= Given exercise =
Pull every line containing "Life" from the entries.

——————————

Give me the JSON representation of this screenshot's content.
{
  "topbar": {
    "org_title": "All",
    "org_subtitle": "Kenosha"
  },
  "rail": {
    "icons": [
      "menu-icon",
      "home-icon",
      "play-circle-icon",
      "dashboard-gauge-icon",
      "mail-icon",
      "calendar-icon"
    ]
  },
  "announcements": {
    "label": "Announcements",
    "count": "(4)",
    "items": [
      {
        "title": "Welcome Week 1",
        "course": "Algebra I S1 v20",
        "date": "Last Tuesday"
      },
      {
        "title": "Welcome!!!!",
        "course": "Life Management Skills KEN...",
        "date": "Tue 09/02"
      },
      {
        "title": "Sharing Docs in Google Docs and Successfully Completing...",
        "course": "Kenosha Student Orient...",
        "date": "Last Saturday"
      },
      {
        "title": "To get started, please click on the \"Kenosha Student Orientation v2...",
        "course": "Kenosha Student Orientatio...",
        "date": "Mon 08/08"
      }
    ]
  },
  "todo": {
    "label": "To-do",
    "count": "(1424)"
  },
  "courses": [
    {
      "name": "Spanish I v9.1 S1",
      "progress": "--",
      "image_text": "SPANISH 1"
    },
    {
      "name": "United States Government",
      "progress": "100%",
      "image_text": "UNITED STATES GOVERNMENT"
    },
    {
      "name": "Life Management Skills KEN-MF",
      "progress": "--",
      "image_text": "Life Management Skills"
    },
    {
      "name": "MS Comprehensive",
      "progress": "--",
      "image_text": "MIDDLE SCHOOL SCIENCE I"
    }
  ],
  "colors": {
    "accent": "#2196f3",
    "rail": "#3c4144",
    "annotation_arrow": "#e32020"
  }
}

——————————

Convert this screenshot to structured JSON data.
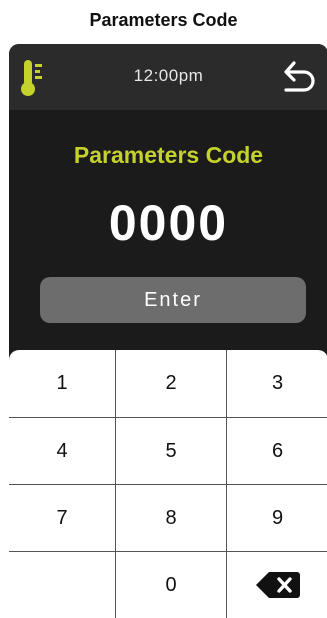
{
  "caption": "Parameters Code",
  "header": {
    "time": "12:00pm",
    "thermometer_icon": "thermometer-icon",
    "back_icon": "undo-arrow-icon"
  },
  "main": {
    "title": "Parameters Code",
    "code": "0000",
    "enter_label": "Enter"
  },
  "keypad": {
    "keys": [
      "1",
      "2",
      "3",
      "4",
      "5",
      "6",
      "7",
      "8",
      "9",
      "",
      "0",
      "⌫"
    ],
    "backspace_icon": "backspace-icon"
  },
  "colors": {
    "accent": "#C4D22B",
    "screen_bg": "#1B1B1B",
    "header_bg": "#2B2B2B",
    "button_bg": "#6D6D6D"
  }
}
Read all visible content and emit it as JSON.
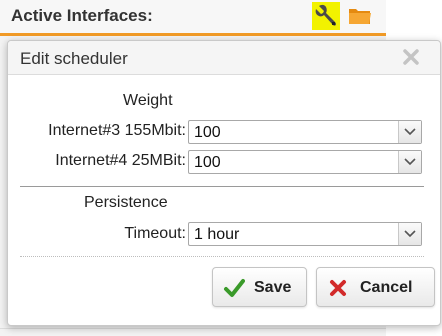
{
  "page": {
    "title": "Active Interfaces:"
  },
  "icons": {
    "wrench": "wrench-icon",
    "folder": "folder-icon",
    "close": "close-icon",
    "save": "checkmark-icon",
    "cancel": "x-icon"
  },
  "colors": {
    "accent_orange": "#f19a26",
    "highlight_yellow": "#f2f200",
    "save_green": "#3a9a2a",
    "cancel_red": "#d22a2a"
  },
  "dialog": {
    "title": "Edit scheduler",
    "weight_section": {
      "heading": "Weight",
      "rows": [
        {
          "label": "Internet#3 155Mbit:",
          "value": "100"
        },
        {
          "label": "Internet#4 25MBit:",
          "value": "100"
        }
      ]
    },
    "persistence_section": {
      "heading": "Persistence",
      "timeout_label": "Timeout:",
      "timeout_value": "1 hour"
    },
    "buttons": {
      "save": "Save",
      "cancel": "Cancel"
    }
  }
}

——————————

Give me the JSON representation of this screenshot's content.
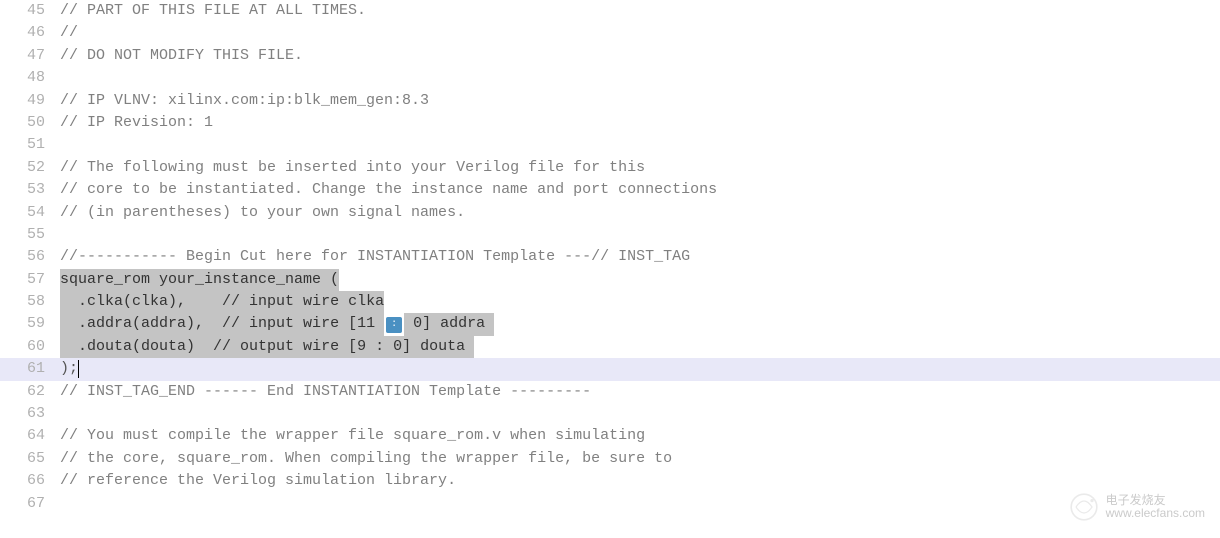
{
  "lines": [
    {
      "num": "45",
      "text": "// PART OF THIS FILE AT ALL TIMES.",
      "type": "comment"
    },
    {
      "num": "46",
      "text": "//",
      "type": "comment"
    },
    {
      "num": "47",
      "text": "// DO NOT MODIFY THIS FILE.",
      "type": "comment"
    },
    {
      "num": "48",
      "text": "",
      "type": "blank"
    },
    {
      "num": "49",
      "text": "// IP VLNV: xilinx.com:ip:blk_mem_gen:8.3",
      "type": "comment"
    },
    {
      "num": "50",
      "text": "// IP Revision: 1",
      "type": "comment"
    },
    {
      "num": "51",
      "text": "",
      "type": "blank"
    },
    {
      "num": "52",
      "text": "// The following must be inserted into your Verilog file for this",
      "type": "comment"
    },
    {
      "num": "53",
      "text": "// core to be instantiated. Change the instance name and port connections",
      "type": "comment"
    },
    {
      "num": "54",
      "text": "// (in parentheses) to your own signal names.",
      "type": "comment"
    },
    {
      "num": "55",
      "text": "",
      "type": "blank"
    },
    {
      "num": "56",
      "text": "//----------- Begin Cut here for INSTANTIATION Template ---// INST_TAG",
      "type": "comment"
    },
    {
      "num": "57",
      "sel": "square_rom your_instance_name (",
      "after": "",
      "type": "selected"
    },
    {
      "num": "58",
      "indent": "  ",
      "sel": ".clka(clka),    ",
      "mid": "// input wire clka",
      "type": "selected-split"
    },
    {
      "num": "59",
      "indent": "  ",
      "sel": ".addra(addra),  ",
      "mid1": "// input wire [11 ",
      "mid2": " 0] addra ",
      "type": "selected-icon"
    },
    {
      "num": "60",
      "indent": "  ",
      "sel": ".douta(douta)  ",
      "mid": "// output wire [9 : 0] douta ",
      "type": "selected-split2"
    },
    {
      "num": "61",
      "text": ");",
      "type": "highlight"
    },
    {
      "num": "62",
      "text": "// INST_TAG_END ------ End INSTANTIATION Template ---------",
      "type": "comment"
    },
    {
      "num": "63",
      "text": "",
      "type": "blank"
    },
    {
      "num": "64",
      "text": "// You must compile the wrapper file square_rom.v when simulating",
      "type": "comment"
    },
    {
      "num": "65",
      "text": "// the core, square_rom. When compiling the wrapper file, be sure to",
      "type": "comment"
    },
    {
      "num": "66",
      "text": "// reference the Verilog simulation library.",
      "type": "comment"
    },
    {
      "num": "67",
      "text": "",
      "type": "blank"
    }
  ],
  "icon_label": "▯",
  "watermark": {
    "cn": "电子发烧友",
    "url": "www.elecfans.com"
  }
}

——————————

= Result =
        "course": "Life Management Skills KEN...",
      "name": "Life Management Skills KEN-MF",
      "image_text": "Life Management Skills"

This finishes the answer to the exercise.